Stated problem:
Rewrite the material as a Markdown table with the columns Row and Entry, beginning with the first line of the material and ending with the line containing "x-tick-label: 3차년도 xyxy=(288,286,329,300)", both included. Give each line its own numbered row and skip any blank lines.

####

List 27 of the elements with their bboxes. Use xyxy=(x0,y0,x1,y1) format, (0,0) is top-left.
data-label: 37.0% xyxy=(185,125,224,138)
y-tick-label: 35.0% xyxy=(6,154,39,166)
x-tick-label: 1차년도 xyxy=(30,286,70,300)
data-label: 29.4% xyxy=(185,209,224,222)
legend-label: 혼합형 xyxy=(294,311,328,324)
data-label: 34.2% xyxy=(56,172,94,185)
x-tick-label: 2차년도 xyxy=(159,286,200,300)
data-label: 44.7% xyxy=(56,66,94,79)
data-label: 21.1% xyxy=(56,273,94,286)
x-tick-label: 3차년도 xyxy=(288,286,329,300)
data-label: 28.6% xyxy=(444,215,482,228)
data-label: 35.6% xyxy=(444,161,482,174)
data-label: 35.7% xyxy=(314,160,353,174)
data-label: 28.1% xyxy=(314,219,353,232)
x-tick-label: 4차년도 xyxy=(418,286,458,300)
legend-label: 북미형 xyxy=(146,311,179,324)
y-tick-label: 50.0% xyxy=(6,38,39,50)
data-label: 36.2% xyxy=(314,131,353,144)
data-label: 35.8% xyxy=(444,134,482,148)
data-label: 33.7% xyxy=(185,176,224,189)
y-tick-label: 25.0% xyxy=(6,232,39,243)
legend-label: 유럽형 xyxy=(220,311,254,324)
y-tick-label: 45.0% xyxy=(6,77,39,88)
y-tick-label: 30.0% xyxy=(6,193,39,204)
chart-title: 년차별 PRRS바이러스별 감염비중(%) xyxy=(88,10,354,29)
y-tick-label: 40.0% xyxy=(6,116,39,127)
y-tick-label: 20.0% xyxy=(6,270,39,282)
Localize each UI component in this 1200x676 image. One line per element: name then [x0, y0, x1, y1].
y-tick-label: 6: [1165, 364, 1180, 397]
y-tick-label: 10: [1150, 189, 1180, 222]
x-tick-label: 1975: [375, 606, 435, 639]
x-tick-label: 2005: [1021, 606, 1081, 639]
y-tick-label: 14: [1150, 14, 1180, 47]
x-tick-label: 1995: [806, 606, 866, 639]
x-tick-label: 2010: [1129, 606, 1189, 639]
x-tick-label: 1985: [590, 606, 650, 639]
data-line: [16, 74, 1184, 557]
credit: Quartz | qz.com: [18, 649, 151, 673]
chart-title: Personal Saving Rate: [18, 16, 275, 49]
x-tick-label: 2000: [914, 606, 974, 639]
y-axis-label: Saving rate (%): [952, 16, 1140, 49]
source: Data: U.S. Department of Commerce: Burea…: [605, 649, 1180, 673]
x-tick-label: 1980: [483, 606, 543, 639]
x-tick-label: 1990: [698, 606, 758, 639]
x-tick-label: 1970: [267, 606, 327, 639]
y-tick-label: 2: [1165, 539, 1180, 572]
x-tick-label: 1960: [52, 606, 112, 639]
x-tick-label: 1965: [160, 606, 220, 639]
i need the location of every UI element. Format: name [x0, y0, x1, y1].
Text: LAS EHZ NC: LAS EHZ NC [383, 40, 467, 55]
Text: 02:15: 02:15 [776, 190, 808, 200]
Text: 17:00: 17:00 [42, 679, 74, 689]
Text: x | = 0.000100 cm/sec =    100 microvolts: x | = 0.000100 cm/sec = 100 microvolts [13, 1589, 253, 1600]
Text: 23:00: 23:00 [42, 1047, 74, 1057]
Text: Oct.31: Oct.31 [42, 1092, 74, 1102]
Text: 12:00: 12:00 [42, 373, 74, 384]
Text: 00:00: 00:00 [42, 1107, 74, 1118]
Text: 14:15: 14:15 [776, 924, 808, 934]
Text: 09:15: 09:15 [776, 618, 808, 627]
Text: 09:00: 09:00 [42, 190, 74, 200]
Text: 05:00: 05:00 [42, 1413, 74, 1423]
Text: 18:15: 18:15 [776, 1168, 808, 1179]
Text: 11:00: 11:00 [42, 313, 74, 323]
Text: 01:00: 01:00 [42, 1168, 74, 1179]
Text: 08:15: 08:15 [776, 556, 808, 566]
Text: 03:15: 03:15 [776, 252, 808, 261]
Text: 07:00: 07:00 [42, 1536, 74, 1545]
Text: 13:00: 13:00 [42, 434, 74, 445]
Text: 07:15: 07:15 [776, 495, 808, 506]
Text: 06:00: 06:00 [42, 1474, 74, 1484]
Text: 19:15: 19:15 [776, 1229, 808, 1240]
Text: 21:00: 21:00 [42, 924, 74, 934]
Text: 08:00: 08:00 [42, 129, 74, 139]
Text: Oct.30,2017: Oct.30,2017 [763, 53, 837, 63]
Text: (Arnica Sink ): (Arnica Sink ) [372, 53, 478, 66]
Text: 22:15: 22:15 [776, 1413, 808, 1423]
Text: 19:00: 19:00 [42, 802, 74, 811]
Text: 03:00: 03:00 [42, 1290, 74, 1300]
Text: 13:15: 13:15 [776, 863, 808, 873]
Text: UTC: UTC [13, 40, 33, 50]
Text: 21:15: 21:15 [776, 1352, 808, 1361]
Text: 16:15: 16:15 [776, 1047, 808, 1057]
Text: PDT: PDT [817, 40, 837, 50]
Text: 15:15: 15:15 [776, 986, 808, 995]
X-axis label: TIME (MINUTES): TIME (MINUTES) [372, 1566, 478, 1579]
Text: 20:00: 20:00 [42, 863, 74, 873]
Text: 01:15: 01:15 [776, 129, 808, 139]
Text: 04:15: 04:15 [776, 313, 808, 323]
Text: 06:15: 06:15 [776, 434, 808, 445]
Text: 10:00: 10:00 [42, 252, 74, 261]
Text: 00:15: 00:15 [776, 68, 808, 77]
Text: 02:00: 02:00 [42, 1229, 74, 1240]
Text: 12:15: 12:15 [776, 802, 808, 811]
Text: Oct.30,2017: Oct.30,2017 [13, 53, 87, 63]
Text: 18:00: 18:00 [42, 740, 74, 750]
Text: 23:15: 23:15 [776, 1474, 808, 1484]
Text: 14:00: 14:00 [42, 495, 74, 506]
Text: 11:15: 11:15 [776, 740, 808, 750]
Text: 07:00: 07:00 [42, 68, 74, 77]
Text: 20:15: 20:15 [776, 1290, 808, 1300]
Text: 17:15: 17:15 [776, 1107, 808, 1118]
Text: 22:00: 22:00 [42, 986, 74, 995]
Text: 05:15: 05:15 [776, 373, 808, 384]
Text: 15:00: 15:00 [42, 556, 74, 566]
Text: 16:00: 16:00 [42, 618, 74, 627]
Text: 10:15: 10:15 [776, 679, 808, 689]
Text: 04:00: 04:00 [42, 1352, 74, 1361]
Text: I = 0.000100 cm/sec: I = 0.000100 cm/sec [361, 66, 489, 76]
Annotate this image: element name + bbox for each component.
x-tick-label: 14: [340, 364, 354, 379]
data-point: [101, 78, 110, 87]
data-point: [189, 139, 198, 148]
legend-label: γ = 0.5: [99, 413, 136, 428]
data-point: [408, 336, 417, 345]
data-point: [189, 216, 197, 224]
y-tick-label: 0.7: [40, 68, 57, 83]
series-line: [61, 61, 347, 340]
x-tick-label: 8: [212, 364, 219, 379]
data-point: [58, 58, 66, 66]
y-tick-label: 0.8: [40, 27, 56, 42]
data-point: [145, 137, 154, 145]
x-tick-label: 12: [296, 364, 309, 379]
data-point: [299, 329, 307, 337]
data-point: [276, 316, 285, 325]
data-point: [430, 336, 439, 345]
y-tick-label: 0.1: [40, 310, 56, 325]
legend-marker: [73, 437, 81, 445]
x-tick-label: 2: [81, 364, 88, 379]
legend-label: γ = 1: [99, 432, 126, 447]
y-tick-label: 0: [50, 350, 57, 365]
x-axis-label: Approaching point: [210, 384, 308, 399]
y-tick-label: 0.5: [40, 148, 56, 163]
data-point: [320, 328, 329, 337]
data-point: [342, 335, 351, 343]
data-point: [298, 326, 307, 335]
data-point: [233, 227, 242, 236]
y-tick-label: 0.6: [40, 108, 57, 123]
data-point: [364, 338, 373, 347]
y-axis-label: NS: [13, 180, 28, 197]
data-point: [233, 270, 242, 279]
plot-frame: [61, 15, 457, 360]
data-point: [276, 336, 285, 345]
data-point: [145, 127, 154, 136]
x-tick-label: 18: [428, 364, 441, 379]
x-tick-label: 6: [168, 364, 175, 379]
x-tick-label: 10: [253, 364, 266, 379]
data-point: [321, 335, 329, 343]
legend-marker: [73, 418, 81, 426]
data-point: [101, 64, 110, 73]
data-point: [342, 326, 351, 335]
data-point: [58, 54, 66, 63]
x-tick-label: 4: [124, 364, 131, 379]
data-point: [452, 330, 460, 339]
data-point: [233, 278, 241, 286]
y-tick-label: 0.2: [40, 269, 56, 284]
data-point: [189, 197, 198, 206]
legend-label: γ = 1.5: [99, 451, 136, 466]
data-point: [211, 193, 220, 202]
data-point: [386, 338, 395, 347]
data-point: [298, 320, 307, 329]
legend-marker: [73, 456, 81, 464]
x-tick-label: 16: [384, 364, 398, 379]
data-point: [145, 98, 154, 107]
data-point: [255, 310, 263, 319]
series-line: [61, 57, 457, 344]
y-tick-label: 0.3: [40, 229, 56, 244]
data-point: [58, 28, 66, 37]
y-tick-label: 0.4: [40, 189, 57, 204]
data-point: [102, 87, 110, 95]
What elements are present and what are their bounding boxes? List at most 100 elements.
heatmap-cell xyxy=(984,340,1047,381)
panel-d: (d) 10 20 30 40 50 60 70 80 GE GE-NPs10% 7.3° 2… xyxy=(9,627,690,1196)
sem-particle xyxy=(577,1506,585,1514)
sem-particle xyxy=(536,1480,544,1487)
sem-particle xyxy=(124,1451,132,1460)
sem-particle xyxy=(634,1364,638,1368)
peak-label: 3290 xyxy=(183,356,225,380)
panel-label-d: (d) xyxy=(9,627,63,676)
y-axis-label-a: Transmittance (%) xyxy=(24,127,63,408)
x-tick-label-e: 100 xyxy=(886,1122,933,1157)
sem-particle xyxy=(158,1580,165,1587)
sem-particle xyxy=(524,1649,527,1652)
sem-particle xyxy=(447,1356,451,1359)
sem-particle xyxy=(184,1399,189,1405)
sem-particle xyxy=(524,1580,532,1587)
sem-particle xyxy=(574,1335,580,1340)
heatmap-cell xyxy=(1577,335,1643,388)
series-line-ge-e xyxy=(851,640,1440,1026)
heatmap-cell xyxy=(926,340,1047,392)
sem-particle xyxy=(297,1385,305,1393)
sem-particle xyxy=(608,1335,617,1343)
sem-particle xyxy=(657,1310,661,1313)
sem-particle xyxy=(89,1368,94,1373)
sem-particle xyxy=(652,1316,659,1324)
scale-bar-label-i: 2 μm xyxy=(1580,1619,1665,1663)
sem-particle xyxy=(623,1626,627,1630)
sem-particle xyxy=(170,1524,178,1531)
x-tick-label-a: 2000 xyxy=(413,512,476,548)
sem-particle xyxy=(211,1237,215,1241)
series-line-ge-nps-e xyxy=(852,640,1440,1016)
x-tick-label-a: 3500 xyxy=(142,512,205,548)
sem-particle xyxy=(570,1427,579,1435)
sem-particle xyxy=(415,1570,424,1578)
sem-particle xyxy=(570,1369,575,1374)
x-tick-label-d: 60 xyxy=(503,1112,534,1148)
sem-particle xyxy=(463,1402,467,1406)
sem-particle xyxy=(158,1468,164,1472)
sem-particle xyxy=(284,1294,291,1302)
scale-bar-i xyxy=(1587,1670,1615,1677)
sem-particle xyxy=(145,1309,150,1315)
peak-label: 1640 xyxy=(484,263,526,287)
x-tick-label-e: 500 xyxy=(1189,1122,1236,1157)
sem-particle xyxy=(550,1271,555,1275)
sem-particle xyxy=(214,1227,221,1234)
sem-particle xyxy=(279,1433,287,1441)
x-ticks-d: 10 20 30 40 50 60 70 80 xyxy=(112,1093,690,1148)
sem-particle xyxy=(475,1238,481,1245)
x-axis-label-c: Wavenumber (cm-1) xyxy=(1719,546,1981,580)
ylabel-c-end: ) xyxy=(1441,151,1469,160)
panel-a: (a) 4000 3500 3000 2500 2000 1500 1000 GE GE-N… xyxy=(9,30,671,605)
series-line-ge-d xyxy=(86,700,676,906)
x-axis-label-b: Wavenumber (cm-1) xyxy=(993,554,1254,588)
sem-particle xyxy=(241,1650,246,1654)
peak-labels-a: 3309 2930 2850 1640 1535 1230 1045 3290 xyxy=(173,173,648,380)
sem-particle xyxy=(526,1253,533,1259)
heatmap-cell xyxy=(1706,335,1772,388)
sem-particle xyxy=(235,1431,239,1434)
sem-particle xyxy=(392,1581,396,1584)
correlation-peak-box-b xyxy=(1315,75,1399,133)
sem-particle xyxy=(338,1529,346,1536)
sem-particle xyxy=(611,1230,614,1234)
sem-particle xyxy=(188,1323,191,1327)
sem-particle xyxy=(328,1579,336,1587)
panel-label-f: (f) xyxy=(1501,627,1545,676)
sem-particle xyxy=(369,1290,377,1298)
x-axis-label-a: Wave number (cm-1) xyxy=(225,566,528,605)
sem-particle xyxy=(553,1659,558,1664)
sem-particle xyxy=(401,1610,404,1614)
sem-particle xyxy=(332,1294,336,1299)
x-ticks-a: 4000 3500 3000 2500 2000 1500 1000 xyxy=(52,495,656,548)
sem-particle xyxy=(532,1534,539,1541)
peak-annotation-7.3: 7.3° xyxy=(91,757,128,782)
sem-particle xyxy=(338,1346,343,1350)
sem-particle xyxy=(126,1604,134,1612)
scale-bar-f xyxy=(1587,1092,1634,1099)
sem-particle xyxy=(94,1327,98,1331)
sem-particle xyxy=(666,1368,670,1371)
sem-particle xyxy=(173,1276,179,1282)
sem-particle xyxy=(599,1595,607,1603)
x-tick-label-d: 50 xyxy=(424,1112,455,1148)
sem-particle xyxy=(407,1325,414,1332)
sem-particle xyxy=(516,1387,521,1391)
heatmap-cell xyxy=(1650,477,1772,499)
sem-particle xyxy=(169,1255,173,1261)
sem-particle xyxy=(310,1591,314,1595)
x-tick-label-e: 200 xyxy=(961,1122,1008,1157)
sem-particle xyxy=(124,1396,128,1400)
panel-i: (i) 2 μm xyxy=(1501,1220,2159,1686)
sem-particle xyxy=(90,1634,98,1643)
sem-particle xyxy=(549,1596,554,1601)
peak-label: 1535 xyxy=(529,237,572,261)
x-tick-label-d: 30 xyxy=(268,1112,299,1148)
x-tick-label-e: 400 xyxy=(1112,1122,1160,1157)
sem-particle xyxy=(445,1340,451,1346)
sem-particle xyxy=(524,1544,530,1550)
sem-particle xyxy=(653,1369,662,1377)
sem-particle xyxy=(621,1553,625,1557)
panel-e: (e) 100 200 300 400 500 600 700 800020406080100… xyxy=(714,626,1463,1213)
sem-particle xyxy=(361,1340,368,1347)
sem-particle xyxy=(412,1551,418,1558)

####

Solution to this exercise:
| Row | Entry |
|---|---|
| 1 | List 27 of the elements with their bboxes. Use xyxy=(x0,y0,x1,y1) format, (0,0) is top-left. |
| 2 | data-label: 37.0% xyxy=(185,125,224,138) |
| 3 | y-tick-label: 35.0% xyxy=(6,154,39,166) |
| 4 | x-tick-label: 1차년도 xyxy=(30,286,70,300) |
| 5 | data-label: 29.4% xyxy=(185,209,224,222) |
| 6 | legend-label: 혼합형 xyxy=(294,311,328,324) |
| 7 | data-label: 34.2% xyxy=(56,172,94,185) |
| 8 | x-tick-label: 2차년도 xyxy=(159,286,200,300) |
| 9 | data-label: 44.7% xyxy=(56,66,94,79) |
| 10 | data-label: 21.1% xyxy=(56,273,94,286) |
| 11 | x-tick-label: 3차년도 xyxy=(288,286,329,300) |